Extracted information.
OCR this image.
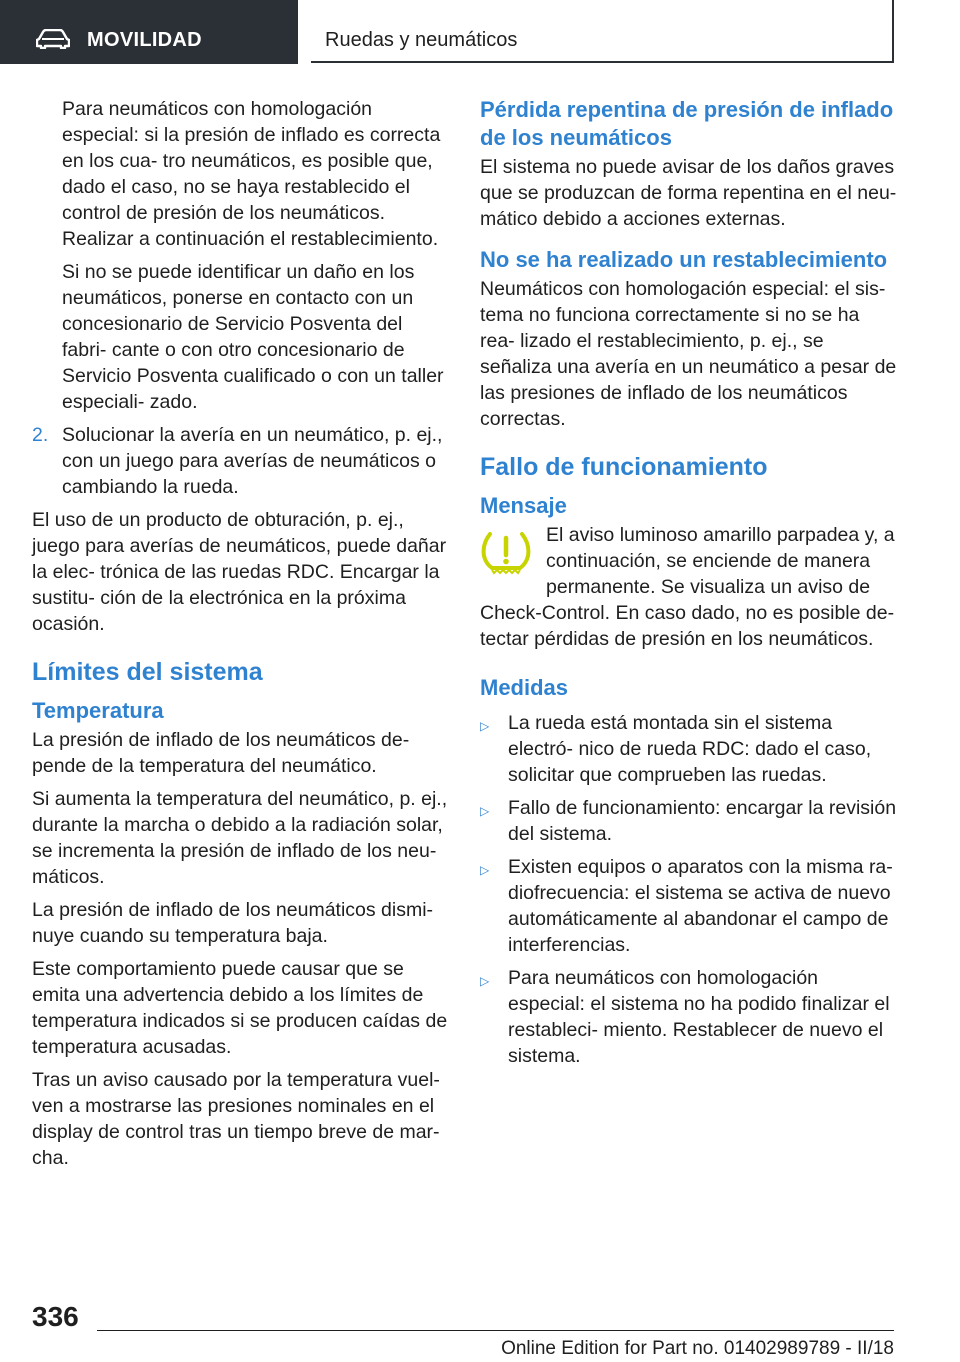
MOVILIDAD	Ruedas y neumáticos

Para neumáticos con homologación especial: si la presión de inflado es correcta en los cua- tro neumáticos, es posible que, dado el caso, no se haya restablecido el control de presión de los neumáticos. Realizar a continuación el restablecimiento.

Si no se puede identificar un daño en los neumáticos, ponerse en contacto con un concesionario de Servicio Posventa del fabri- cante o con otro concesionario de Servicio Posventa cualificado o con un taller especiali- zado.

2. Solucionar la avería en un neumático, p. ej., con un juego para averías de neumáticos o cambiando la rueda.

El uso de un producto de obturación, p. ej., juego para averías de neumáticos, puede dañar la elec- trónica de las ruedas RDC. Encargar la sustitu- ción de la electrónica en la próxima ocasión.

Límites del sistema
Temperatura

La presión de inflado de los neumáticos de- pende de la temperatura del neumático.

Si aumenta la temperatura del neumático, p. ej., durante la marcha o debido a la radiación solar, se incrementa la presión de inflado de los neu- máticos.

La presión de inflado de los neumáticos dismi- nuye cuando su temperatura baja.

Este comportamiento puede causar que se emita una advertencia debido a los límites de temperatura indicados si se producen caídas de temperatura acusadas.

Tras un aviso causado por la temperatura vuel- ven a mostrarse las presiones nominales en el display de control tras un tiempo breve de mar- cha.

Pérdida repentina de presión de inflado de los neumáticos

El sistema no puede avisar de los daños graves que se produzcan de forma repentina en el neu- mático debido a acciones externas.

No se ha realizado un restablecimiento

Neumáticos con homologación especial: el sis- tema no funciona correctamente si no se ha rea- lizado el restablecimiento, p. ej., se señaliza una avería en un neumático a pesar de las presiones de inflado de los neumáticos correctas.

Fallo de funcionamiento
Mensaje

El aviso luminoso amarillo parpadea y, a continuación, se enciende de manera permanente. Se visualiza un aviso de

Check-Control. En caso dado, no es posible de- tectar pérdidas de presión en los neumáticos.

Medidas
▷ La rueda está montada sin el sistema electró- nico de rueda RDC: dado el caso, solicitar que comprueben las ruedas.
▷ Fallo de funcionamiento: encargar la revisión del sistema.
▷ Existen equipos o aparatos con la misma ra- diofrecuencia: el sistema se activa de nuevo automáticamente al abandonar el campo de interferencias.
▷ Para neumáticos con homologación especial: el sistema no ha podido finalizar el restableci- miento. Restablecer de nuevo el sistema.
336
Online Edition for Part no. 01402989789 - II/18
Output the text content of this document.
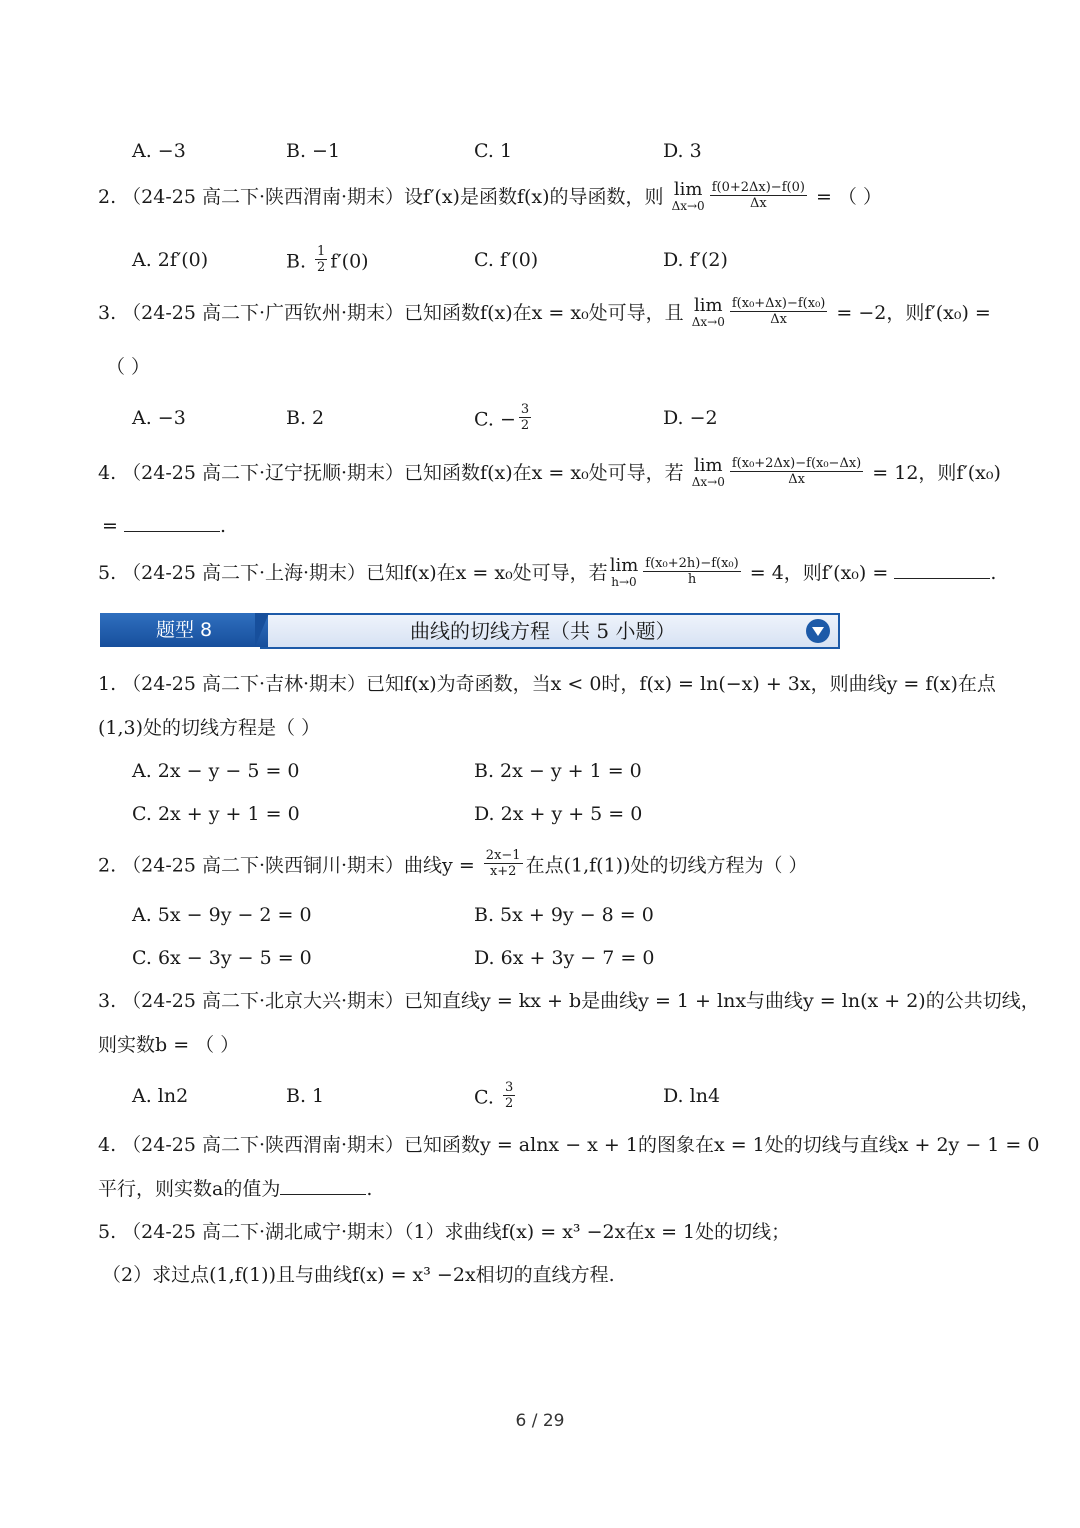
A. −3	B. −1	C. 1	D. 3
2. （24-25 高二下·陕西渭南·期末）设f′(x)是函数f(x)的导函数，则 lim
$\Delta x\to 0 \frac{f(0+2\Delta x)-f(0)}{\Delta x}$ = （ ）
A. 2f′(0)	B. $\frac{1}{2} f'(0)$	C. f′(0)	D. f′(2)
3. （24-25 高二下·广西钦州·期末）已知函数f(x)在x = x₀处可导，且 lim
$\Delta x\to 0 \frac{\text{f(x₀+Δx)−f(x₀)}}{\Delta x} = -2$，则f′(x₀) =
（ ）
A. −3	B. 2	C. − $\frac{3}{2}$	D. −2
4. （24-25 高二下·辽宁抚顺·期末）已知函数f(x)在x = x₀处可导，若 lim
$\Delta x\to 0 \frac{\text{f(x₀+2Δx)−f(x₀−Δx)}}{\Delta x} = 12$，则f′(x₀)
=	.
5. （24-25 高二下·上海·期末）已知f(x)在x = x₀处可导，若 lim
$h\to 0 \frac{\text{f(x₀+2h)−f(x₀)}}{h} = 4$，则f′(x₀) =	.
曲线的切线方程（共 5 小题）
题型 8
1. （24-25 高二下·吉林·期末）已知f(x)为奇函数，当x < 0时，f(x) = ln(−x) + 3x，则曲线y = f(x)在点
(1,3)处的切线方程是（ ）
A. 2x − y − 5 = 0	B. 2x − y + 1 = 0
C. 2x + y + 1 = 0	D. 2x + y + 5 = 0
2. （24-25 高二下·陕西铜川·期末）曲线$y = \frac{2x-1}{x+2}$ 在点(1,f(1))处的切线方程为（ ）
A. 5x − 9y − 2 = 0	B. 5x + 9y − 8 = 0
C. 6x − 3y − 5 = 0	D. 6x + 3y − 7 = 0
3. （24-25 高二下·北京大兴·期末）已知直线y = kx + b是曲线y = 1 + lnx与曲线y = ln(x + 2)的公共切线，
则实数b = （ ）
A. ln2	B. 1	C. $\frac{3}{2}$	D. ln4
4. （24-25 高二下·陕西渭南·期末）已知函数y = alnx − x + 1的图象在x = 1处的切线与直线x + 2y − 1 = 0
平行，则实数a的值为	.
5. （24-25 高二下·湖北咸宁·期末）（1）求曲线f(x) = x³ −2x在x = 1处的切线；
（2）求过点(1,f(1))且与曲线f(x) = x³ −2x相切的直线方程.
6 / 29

Prompt.
Omit every picture, then repeat the remaining data exactly as it appears above.

The response.
OCR this image.
MOVILIDAD	Ruedas y neumáticos

Para neumáticos con homologación especial: si la presión de inflado es correcta en los cua- tro neumáticos, es posible que, dado el caso, no se haya restablecido el control de presión de los neumáticos. Realizar a continuación el restablecimiento.

Si no se puede identificar un daño en los neumáticos, ponerse en contacto con un concesionario de Servicio Posventa del fabri- cante o con otro concesionario de Servicio Posventa cualificado o con un taller especiali- zado.

2. Solucionar la avería en un neumático, p. ej., con un juego para averías de neumáticos o cambiando la rueda.

El uso de un producto de obturación, p. ej., juego para averías de neumáticos, puede dañar la elec- trónica de las ruedas RDC. Encargar la sustitu- ción de la electrónica en la próxima ocasión.

Límites del sistema
Temperatura

La presión de inflado de los neumáticos de- pende de la temperatura del neumático.

Si aumenta la temperatura del neumático, p. ej., durante la marcha o debido a la radiación solar, se incrementa la presión de inflado de los neu- máticos.

La presión de inflado de los neumáticos dismi- nuye cuando su temperatura baja.

Este comportamiento puede causar que se emita una advertencia debido a los límites de temperatura indicados si se producen caídas de temperatura acusadas.

Tras un aviso causado por la temperatura vuel- ven a mostrarse las presiones nominales en el display de control tras un tiempo breve de mar- cha.

Pérdida repentina de presión de inflado de los neumáticos

El sistema no puede avisar de los daños graves que se produzcan de forma repentina en el neu- mático debido a acciones externas.

No se ha realizado un restablecimiento

Neumáticos con homologación especial: el sis- tema no funciona correctamente si no se ha rea- lizado el restablecimiento, p. ej., se señaliza una avería en un neumático a pesar de las presiones de inflado de los neumáticos correctas.

Fallo de funcionamiento
Mensaje

El aviso luminoso amarillo parpadea y, a continuación, se enciende de manera permanente. Se visualiza un aviso de

Check-Control. En caso dado, no es posible de- tectar pérdidas de presión en los neumáticos.

Medidas
▷ La rueda está montada sin el sistema electró- nico de rueda RDC: dado el caso, solicitar que comprueben las ruedas.
▷ Fallo de funcionamiento: encargar la revisión del sistema.
▷ Existen equipos o aparatos con la misma ra- diofrecuencia: el sistema se activa de nuevo automáticamente al abandonar el campo de interferencias.
▷ Para neumáticos con homologación especial: el sistema no ha podido finalizar el restableci- miento. Restablecer de nuevo el sistema.
336
Online Edition for Part no. 01402989789 - II/18
Output the text content of this document.
A. −3	B. −1	C. 1	D. 3
2. （24-25 高二下·陕西渭南·期末）设f′(x)是函数f(x)的导函数，则 lim
$\Delta x\to 0 \frac{f(0+2\Delta x)-f(0)}{\Delta x}$ = （ ）
A. 2f′(0)	B. $\frac{1}{2} f'(0)$	C. f′(0)	D. f′(2)
3. （24-25 高二下·广西钦州·期末）已知函数f(x)在x = x₀处可导，且 lim
$\Delta x\to 0 \frac{\text{f(x₀+Δx)−f(x₀)}}{\Delta x} = -2$，则f′(x₀) =
（ ）
A. −3	B. 2	C. − $\frac{3}{2}$	D. −2
4. （24-25 高二下·辽宁抚顺·期末）已知函数f(x)在x = x₀处可导，若 lim
$\Delta x\to 0 \frac{\text{f(x₀+2Δx)−f(x₀−Δx)}}{\Delta x} = 12$，则f′(x₀)
=	.
5. （24-25 高二下·上海·期末）已知f(x)在x = x₀处可导，若 lim
$h\to 0 \frac{\text{f(x₀+2h)−f(x₀)}}{h} = 4$，则f′(x₀) =	.
曲线的切线方程（共 5 小题）
题型 8
1. （24-25 高二下·吉林·期末）已知f(x)为奇函数，当x < 0时，f(x) = ln(−x) + 3x，则曲线y = f(x)在点
(1,3)处的切线方程是（ ）
A. 2x − y − 5 = 0	B. 2x − y + 1 = 0
C. 2x + y + 1 = 0	D. 2x + y + 5 = 0
2. （24-25 高二下·陕西铜川·期末）曲线$y = \frac{2x-1}{x+2}$ 在点(1,f(1))处的切线方程为（ ）
A. 5x − 9y − 2 = 0	B. 5x + 9y − 8 = 0
C. 6x − 3y − 5 = 0	D. 6x + 3y − 7 = 0
3. （24-25 高二下·北京大兴·期末）已知直线y = kx + b是曲线y = 1 + lnx与曲线y = ln(x + 2)的公共切线，
则实数b = （ ）
A. ln2	B. 1	C. $\frac{3}{2}$	D. ln4
4. （24-25 高二下·陕西渭南·期末）已知函数y = alnx − x + 1的图象在x = 1处的切线与直线x + 2y − 1 = 0
平行，则实数a的值为	.
5. （24-25 高二下·湖北咸宁·期末）（1）求曲线f(x) = x³ −2x在x = 1处的切线；
（2）求过点(1,f(1))且与曲线f(x) = x³ −2x相切的直线方程.
6 / 29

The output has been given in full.